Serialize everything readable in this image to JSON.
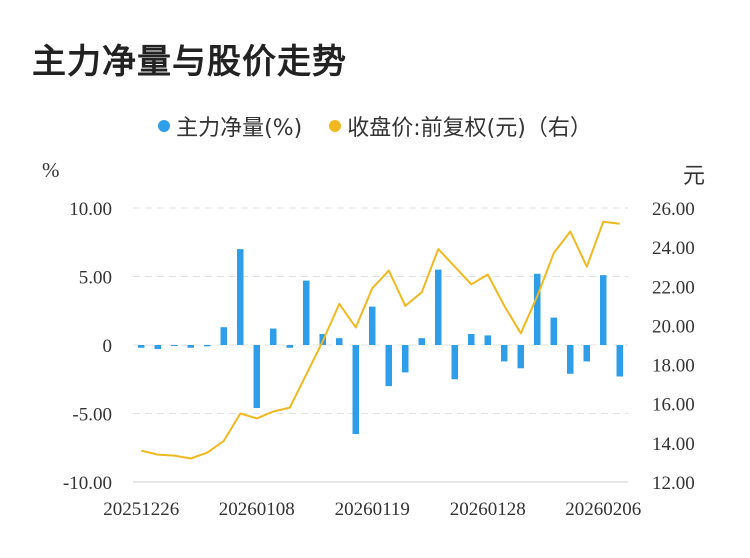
{
  "chart_data": {
    "type": "bar",
    "title": "主力净量与股价走势",
    "legend_position": "top-center",
    "y_left_unit": "%",
    "y_right_unit": "元",
    "y_left_ticks": [
      "10.00",
      "5.00",
      "0",
      "-5.00",
      "-10.00"
    ],
    "y_right_ticks": [
      "26.00",
      "24.00",
      "22.00",
      "20.00",
      "18.00",
      "16.00",
      "14.00",
      "12.00"
    ],
    "ylim_left": [
      -10,
      10
    ],
    "ylim_right": [
      12,
      26
    ],
    "x_tick_labels": [
      "20251226",
      "20260108",
      "20260119",
      "20260128",
      "20260206"
    ],
    "grid": true,
    "colors": {
      "bar": "#2f9ee8",
      "line": "#f2b81f"
    },
    "series": [
      {
        "name": "主力净量(%)",
        "type": "bar",
        "axis": "left",
        "values": [
          -0.2,
          -0.3,
          -0.05,
          -0.2,
          -0.1,
          1.3,
          7.0,
          -4.6,
          1.2,
          -0.2,
          4.7,
          0.8,
          0.5,
          -6.5,
          2.8,
          -3.0,
          -2.0,
          0.5,
          5.5,
          -2.5,
          0.8,
          0.7,
          -1.2,
          -1.7,
          5.2,
          2.0,
          -2.1,
          -1.2,
          5.1,
          -2.3
        ]
      },
      {
        "name": "收盘价:前复权(元)（右）",
        "type": "line",
        "axis": "right",
        "values": [
          13.6,
          13.4,
          13.35,
          13.2,
          13.5,
          14.1,
          15.5,
          15.25,
          15.6,
          15.8,
          17.5,
          19.2,
          21.1,
          19.9,
          21.9,
          22.8,
          21.0,
          21.7,
          23.9,
          23.0,
          22.1,
          22.6,
          21.0,
          19.6,
          21.5,
          23.7,
          24.8,
          23.0,
          25.3,
          25.2
        ]
      }
    ]
  }
}
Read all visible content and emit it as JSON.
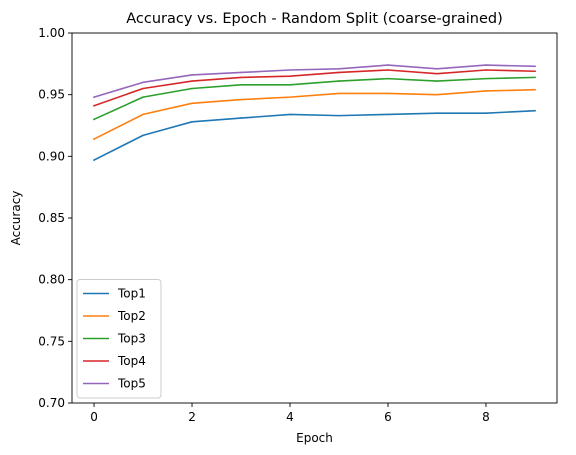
{
  "chart_data": {
    "type": "line",
    "title": "Accuracy vs. Epoch - Random Split (coarse-grained)",
    "xlabel": "Epoch",
    "ylabel": "Accuracy",
    "xlim": [
      -0.45,
      9.45
    ],
    "ylim": [
      0.7,
      1.0
    ],
    "x_ticks": [
      0,
      2,
      4,
      6,
      8
    ],
    "x_tick_labels": [
      "0",
      "2",
      "4",
      "6",
      "8"
    ],
    "y_ticks": [
      0.7,
      0.75,
      0.8,
      0.85,
      0.9,
      0.95,
      1.0
    ],
    "y_tick_labels": [
      "0.70",
      "0.75",
      "0.80",
      "0.85",
      "0.90",
      "0.95",
      "1.00"
    ],
    "grid": false,
    "legend_position": "lower-left",
    "x": [
      0,
      1,
      2,
      3,
      4,
      5,
      6,
      7,
      8,
      9
    ],
    "series": [
      {
        "name": "Top1",
        "color": "#1f77b4",
        "values": [
          0.897,
          0.917,
          0.928,
          0.931,
          0.934,
          0.933,
          0.934,
          0.935,
          0.935,
          0.937
        ]
      },
      {
        "name": "Top2",
        "color": "#ff7f0e",
        "values": [
          0.914,
          0.934,
          0.943,
          0.946,
          0.948,
          0.951,
          0.951,
          0.95,
          0.953,
          0.954
        ]
      },
      {
        "name": "Top3",
        "color": "#2ca02c",
        "values": [
          0.93,
          0.948,
          0.955,
          0.958,
          0.958,
          0.961,
          0.963,
          0.961,
          0.963,
          0.964
        ]
      },
      {
        "name": "Top4",
        "color": "#d62728",
        "values": [
          0.941,
          0.955,
          0.961,
          0.964,
          0.965,
          0.968,
          0.97,
          0.967,
          0.97,
          0.969
        ]
      },
      {
        "name": "Top5",
        "color": "#9467bd",
        "values": [
          0.948,
          0.96,
          0.966,
          0.968,
          0.97,
          0.971,
          0.974,
          0.971,
          0.974,
          0.973
        ]
      }
    ]
  }
}
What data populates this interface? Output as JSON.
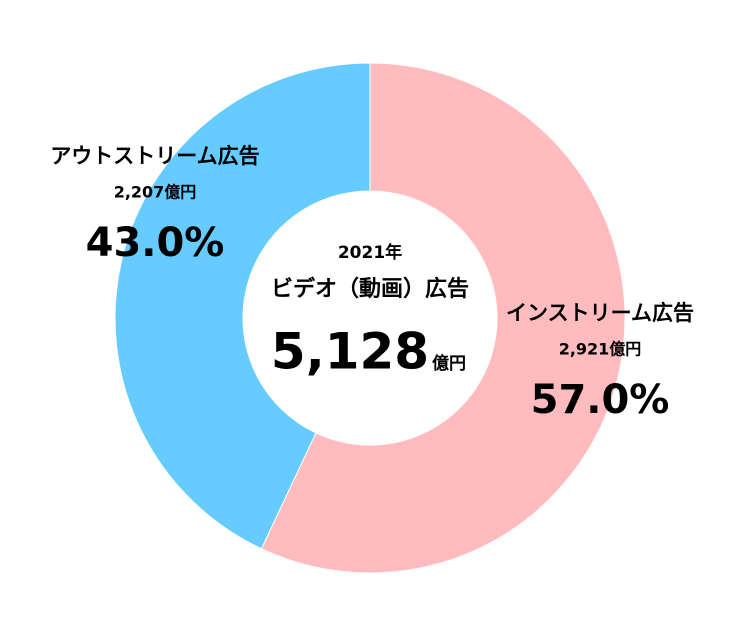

JOB: In the records above, locate the lines holding the word "this". Copy each of them.

EXPECTED ANSWER:
Serialize everything readable in this image to JSON.
What data populates this interface? Output as JSON.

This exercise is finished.